*Problem statement*: Read through the records below and copy each line that uses the word "this".

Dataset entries
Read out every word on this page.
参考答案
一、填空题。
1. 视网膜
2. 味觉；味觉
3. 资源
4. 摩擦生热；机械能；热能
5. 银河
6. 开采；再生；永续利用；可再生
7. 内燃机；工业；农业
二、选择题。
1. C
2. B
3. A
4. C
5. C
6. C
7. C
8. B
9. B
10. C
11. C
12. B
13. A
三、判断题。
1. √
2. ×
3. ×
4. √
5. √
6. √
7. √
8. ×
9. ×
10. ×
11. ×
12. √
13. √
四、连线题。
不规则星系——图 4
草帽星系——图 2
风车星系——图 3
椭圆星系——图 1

---

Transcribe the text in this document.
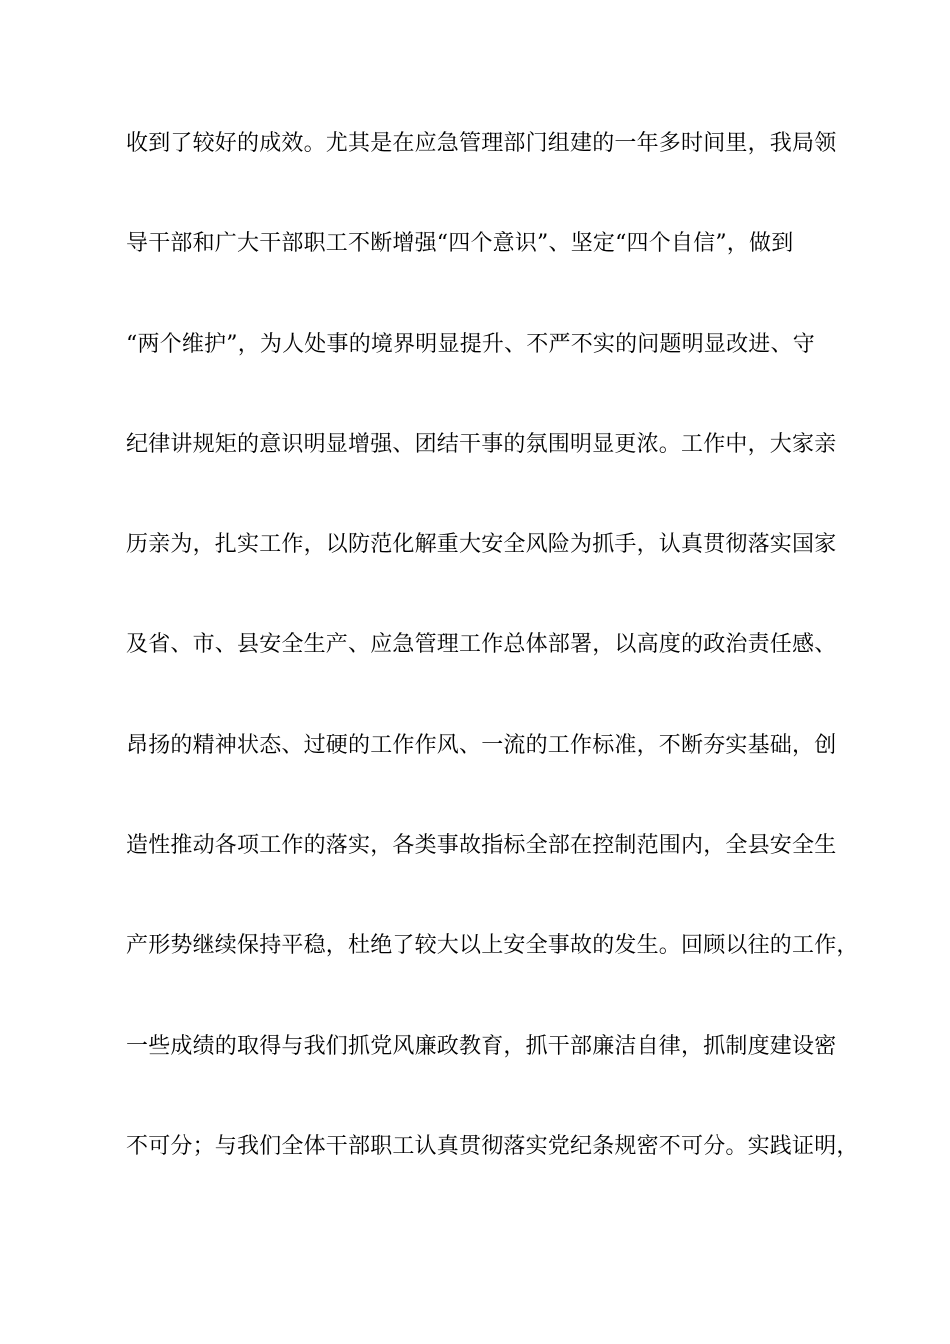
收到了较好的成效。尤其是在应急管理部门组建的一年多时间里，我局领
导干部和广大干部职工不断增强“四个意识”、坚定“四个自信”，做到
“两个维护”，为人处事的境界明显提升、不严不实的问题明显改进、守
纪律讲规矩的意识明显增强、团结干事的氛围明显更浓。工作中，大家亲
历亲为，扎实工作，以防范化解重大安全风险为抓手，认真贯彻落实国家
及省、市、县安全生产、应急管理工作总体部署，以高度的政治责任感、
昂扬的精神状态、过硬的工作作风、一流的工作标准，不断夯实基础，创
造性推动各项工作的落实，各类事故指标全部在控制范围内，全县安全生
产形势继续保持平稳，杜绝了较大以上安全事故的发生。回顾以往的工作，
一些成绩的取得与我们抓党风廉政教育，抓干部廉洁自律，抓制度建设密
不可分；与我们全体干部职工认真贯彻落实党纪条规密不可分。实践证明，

*Answer for the task*:
Read out every word on this page.
Transcribe the text in this document.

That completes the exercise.